- _Directions for this task_: Restate all of the entries exactly, dropping any pictures they hold.

··· Supplied material ···

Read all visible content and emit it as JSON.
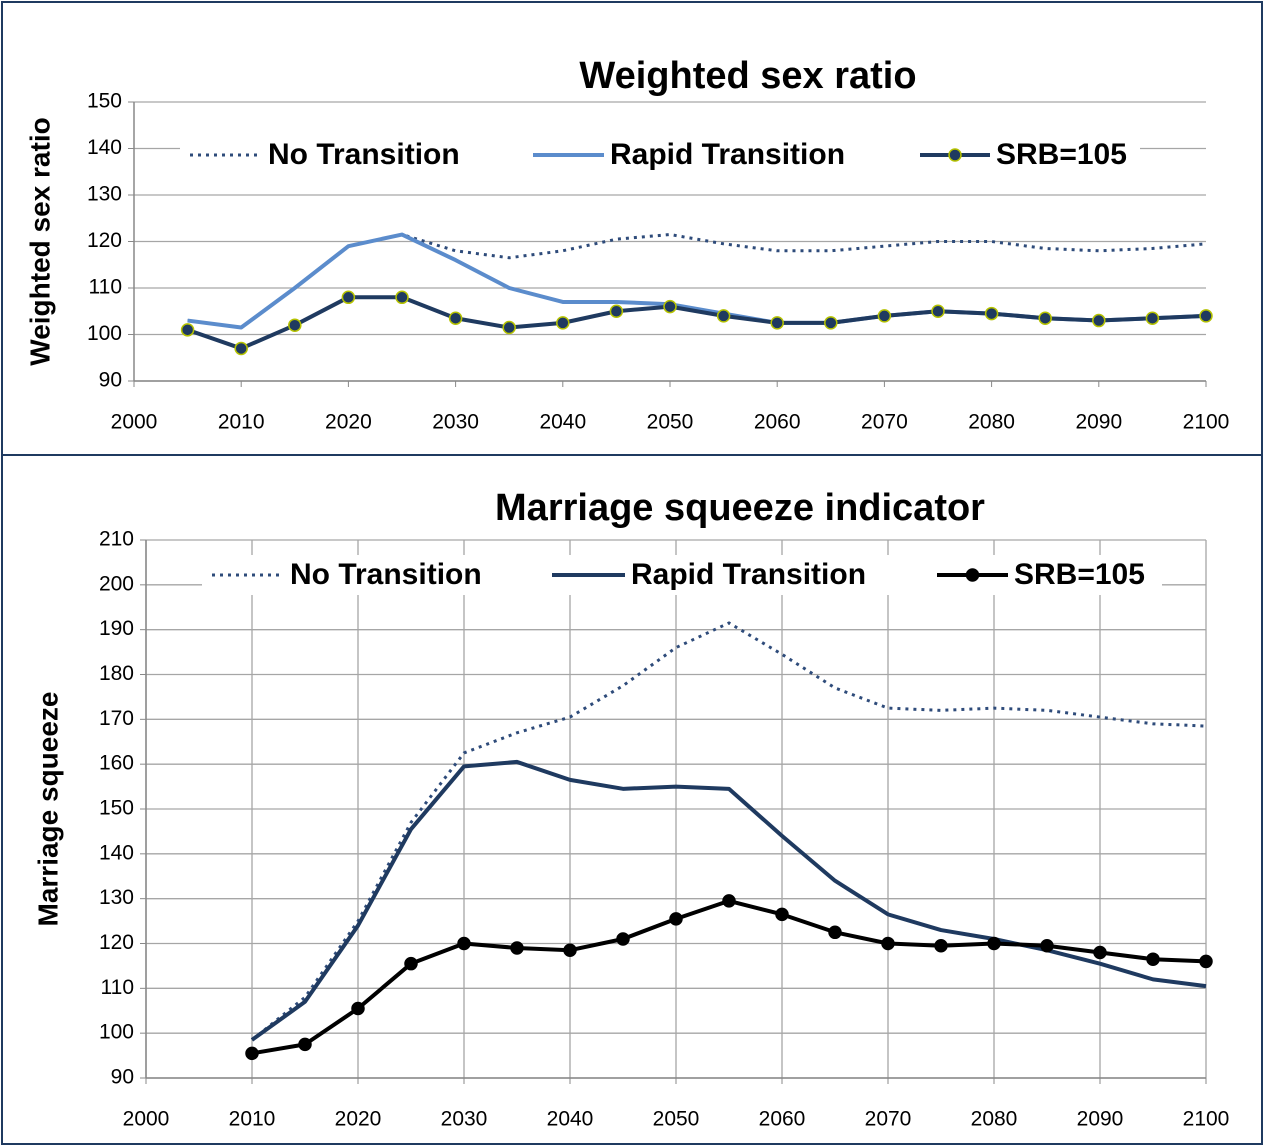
{
  "chart_data": [
    {
      "type": "line",
      "title": "Weighted sex ratio",
      "y_label": "Weighted sex ratio",
      "x": [
        2005,
        2010,
        2015,
        2020,
        2025,
        2030,
        2035,
        2040,
        2045,
        2050,
        2055,
        2060,
        2065,
        2070,
        2075,
        2080,
        2085,
        2090,
        2095,
        2100
      ],
      "xlim": [
        2000,
        2100
      ],
      "xticks": [
        2000,
        2010,
        2020,
        2030,
        2040,
        2050,
        2060,
        2070,
        2080,
        2090,
        2100
      ],
      "ylim": [
        90,
        150
      ],
      "yticks": [
        90,
        100,
        110,
        120,
        130,
        140,
        150
      ],
      "xgrid": false,
      "ygrid": true,
      "legend": "top",
      "series": [
        {
          "name": "No Transition",
          "color": "#2e4b7a",
          "dash": "dot",
          "marker": "none",
          "values": [
            103,
            101.5,
            110,
            119,
            121.5,
            118,
            116.5,
            118,
            120.5,
            121.5,
            119.5,
            118,
            118,
            119,
            120,
            120,
            118.5,
            118,
            118.5,
            119.5
          ]
        },
        {
          "name": "Rapid Transition",
          "color": "#5b8ccc",
          "dash": "solid",
          "marker": "none",
          "values": [
            103,
            101.5,
            110,
            119,
            121.5,
            116,
            110,
            107,
            107,
            106.5,
            104.5,
            102.5,
            102.5,
            104,
            105,
            104.5,
            103.5,
            103,
            103.5,
            104
          ]
        },
        {
          "name": "SRB=105",
          "color": "#1f3a60",
          "dash": "solid",
          "marker": "circle",
          "marker_edge": "#b5c200",
          "values": [
            101,
            97,
            102,
            108,
            108,
            103.5,
            101.5,
            102.5,
            105,
            106,
            104,
            102.5,
            102.5,
            104,
            105,
            104.5,
            103.5,
            103,
            103.5,
            104
          ]
        }
      ]
    },
    {
      "type": "line",
      "title": "Marriage squeeze indicator",
      "y_label": "Marriage squeeze",
      "x": [
        2010,
        2015,
        2020,
        2025,
        2030,
        2035,
        2040,
        2045,
        2050,
        2055,
        2060,
        2065,
        2070,
        2075,
        2080,
        2085,
        2090,
        2095,
        2100
      ],
      "xlim": [
        2000,
        2100
      ],
      "xticks": [
        2000,
        2010,
        2020,
        2030,
        2040,
        2050,
        2060,
        2070,
        2080,
        2090,
        2100
      ],
      "ylim": [
        90,
        210
      ],
      "yticks": [
        90,
        100,
        110,
        120,
        130,
        140,
        150,
        160,
        170,
        180,
        190,
        200,
        210
      ],
      "xgrid": true,
      "ygrid": true,
      "legend": "top",
      "series": [
        {
          "name": "No Transition",
          "color": "#2e4b7a",
          "dash": "dot",
          "marker": "none",
          "values": [
            98.5,
            108,
            125,
            147,
            162.5,
            167,
            170.5,
            177.5,
            186,
            191.5,
            184.5,
            177,
            172.5,
            172,
            172.5,
            172,
            170.5,
            169,
            168.5
          ]
        },
        {
          "name": "Rapid Transition",
          "color": "#1f3a60",
          "dash": "solid",
          "marker": "none",
          "values": [
            98.5,
            107,
            124,
            145.5,
            159.5,
            160.5,
            156.5,
            154.5,
            155,
            154.5,
            144,
            134,
            126.5,
            123,
            121,
            118.5,
            115.5,
            112,
            110.5
          ]
        },
        {
          "name": "SRB=105",
          "color": "#000000",
          "dash": "solid",
          "marker": "circle",
          "marker_edge": "#000000",
          "values": [
            95.5,
            97.5,
            105.5,
            115.5,
            120,
            119,
            118.5,
            121,
            125.5,
            129.5,
            126.5,
            122.5,
            120,
            119.5,
            120,
            119.5,
            118,
            116.5,
            116
          ]
        }
      ]
    }
  ]
}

···

- _Answer to this exercise_:
Read all visible content and emit it as JSON.
{
  "chart_data": [
    {
      "type": "line",
      "title": "Weighted sex ratio",
      "y_label": "Weighted sex ratio",
      "x": [
        2005,
        2010,
        2015,
        2020,
        2025,
        2030,
        2035,
        2040,
        2045,
        2050,
        2055,
        2060,
        2065,
        2070,
        2075,
        2080,
        2085,
        2090,
        2095,
        2100
      ],
      "xlim": [
        2000,
        2100
      ],
      "xticks": [
        2000,
        2010,
        2020,
        2030,
        2040,
        2050,
        2060,
        2070,
        2080,
        2090,
        2100
      ],
      "ylim": [
        90,
        150
      ],
      "yticks": [
        90,
        100,
        110,
        120,
        130,
        140,
        150
      ],
      "xgrid": false,
      "ygrid": true,
      "legend": "top",
      "series": [
        {
          "name": "No Transition",
          "color": "#2e4b7a",
          "dash": "dot",
          "marker": "none",
          "values": [
            103,
            101.5,
            110,
            119,
            121.5,
            118,
            116.5,
            118,
            120.5,
            121.5,
            119.5,
            118,
            118,
            119,
            120,
            120,
            118.5,
            118,
            118.5,
            119.5
          ]
        },
        {
          "name": "Rapid Transition",
          "color": "#5b8ccc",
          "dash": "solid",
          "marker": "none",
          "values": [
            103,
            101.5,
            110,
            119,
            121.5,
            116,
            110,
            107,
            107,
            106.5,
            104.5,
            102.5,
            102.5,
            104,
            105,
            104.5,
            103.5,
            103,
            103.5,
            104
          ]
        },
        {
          "name": "SRB=105",
          "color": "#1f3a60",
          "dash": "solid",
          "marker": "circle",
          "marker_edge": "#b5c200",
          "values": [
            101,
            97,
            102,
            108,
            108,
            103.5,
            101.5,
            102.5,
            105,
            106,
            104,
            102.5,
            102.5,
            104,
            105,
            104.5,
            103.5,
            103,
            103.5,
            104
          ]
        }
      ]
    },
    {
      "type": "line",
      "title": "Marriage squeeze indicator",
      "y_label": "Marriage squeeze",
      "x": [
        2010,
        2015,
        2020,
        2025,
        2030,
        2035,
        2040,
        2045,
        2050,
        2055,
        2060,
        2065,
        2070,
        2075,
        2080,
        2085,
        2090,
        2095,
        2100
      ],
      "xlim": [
        2000,
        2100
      ],
      "xticks": [
        2000,
        2010,
        2020,
        2030,
        2040,
        2050,
        2060,
        2070,
        2080,
        2090,
        2100
      ],
      "ylim": [
        90,
        210
      ],
      "yticks": [
        90,
        100,
        110,
        120,
        130,
        140,
        150,
        160,
        170,
        180,
        190,
        200,
        210
      ],
      "xgrid": true,
      "ygrid": true,
      "legend": "top",
      "series": [
        {
          "name": "No Transition",
          "color": "#2e4b7a",
          "dash": "dot",
          "marker": "none",
          "values": [
            98.5,
            108,
            125,
            147,
            162.5,
            167,
            170.5,
            177.5,
            186,
            191.5,
            184.5,
            177,
            172.5,
            172,
            172.5,
            172,
            170.5,
            169,
            168.5
          ]
        },
        {
          "name": "Rapid Transition",
          "color": "#1f3a60",
          "dash": "solid",
          "marker": "none",
          "values": [
            98.5,
            107,
            124,
            145.5,
            159.5,
            160.5,
            156.5,
            154.5,
            155,
            154.5,
            144,
            134,
            126.5,
            123,
            121,
            118.5,
            115.5,
            112,
            110.5
          ]
        },
        {
          "name": "SRB=105",
          "color": "#000000",
          "dash": "solid",
          "marker": "circle",
          "marker_edge": "#000000",
          "values": [
            95.5,
            97.5,
            105.5,
            115.5,
            120,
            119,
            118.5,
            121,
            125.5,
            129.5,
            126.5,
            122.5,
            120,
            119.5,
            120,
            119.5,
            118,
            116.5,
            116
          ]
        }
      ]
    }
  ]
}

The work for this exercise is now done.